Collection entries
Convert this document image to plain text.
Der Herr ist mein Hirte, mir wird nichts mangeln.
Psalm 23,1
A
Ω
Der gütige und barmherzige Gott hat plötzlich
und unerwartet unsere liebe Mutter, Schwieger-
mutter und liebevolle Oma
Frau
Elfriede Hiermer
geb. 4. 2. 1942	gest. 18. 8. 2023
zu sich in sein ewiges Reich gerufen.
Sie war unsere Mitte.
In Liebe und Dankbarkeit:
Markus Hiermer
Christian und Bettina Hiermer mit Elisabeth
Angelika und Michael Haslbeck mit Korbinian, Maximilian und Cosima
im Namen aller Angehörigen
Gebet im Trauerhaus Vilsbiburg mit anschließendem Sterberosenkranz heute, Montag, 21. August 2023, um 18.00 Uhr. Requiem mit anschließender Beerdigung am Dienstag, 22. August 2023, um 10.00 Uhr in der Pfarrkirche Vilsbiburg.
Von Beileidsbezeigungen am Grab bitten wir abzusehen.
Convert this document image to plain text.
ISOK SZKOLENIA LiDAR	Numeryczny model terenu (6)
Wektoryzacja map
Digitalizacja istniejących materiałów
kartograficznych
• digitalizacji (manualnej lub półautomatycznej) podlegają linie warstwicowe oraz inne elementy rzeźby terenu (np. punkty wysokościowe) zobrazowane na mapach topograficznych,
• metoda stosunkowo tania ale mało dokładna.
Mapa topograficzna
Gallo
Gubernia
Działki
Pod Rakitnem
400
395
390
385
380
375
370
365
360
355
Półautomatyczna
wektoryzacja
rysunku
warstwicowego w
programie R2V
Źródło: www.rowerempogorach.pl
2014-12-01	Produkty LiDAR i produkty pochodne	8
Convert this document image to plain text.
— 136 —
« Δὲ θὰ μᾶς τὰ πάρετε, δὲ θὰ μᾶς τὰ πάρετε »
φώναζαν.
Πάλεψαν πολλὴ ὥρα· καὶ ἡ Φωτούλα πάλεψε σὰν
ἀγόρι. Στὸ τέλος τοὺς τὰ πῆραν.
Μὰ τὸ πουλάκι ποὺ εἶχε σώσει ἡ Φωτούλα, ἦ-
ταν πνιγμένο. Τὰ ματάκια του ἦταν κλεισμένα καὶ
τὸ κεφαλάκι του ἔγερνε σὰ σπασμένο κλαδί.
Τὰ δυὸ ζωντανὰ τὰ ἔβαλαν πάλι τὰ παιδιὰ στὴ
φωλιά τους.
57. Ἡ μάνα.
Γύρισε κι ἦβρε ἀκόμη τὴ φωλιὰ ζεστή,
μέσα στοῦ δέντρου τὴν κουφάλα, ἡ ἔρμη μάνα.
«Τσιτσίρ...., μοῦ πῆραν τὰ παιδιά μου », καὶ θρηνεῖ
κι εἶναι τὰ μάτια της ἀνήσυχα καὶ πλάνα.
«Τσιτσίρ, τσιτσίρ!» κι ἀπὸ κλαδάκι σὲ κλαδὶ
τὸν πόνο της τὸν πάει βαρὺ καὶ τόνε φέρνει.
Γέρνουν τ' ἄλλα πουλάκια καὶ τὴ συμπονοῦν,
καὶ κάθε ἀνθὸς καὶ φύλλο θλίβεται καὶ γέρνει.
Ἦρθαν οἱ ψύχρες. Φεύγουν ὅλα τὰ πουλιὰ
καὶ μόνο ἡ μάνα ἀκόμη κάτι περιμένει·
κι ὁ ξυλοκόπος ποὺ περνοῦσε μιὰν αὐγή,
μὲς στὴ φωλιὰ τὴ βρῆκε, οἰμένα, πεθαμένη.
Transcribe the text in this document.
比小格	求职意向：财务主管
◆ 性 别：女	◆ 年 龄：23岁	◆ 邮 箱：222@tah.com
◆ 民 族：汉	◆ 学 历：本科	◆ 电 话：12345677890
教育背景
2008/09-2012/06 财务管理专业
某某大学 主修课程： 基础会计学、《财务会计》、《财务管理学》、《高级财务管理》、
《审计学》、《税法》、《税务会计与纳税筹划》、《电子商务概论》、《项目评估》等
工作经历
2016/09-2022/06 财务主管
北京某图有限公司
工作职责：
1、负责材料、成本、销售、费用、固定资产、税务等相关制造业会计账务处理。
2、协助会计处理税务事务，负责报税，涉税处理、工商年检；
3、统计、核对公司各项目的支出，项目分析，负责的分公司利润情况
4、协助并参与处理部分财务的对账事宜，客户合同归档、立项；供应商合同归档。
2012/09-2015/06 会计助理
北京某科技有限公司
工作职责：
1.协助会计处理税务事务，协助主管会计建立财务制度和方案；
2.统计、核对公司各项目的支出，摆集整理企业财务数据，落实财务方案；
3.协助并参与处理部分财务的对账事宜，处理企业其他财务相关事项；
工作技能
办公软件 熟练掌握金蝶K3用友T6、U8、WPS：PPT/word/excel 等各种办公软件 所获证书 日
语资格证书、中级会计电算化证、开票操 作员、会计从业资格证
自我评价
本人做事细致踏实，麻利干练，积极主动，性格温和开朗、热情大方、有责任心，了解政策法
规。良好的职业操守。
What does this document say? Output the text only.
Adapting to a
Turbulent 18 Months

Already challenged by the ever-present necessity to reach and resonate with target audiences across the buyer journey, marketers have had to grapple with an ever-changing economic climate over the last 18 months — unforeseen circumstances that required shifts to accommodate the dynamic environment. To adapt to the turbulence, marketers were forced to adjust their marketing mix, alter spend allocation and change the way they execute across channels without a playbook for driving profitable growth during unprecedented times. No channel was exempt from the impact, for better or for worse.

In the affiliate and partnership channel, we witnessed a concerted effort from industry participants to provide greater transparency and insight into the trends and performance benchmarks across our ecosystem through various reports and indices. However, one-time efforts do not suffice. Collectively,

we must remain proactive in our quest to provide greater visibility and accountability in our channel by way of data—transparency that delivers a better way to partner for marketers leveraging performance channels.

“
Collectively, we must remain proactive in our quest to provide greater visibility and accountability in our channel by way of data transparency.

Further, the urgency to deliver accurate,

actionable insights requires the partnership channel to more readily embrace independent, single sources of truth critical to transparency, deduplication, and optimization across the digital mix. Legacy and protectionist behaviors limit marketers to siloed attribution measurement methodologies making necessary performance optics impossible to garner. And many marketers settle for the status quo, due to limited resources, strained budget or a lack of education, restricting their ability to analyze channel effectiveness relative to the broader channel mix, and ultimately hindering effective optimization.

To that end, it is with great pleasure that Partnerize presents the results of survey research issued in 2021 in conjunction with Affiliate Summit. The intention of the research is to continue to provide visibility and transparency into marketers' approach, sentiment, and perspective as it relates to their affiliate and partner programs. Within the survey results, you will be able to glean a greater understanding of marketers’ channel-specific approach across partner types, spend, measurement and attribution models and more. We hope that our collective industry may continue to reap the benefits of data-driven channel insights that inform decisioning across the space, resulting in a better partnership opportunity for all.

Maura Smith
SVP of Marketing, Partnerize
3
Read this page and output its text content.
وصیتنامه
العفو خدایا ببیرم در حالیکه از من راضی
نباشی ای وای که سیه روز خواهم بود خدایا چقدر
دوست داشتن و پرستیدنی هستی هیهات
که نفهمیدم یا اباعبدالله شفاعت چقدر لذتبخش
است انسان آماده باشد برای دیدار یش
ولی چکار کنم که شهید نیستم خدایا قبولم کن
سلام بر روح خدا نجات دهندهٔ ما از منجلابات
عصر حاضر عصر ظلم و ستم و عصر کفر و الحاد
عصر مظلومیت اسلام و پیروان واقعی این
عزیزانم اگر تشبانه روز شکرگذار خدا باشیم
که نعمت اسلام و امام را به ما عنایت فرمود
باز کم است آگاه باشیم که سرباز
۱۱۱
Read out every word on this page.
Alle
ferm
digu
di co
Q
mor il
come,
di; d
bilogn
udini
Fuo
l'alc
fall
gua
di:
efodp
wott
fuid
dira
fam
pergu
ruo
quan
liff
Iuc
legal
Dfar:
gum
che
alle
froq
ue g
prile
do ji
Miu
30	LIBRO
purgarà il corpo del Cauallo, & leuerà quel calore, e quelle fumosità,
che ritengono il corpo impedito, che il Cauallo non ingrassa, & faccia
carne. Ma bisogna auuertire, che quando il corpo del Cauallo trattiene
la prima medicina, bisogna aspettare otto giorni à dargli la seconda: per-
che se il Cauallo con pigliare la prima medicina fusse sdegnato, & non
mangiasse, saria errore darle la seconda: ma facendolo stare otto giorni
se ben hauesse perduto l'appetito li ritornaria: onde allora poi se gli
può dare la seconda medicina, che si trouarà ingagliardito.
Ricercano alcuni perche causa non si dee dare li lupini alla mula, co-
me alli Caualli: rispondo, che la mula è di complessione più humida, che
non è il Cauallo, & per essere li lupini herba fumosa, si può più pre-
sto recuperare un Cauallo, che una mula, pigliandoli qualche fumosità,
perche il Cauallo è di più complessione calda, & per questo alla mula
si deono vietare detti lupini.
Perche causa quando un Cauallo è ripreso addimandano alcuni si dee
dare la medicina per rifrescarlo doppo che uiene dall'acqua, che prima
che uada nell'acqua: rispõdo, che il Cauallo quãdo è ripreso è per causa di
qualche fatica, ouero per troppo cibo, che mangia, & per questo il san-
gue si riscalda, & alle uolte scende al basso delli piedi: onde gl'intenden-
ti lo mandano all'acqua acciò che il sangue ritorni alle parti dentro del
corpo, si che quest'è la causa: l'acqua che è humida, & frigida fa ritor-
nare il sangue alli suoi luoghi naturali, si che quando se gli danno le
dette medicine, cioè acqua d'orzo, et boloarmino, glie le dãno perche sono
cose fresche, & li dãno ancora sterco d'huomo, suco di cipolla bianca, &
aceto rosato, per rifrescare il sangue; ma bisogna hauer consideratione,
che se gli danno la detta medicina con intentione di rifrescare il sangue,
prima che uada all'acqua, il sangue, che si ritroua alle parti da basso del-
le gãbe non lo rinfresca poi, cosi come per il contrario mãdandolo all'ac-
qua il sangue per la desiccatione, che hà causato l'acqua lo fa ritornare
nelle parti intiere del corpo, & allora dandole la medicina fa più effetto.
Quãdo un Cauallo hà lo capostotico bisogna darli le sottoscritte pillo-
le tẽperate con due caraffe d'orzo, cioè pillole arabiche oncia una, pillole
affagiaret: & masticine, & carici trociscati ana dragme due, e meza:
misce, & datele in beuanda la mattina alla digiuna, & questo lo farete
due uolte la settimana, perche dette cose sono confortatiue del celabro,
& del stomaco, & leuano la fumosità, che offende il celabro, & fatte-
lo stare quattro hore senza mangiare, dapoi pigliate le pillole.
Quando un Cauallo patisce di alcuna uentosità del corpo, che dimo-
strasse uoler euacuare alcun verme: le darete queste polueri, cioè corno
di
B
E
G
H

> Prompt: Only a number is wanted: how many lines of the material above hold "celabro"?

> Worked solution: 2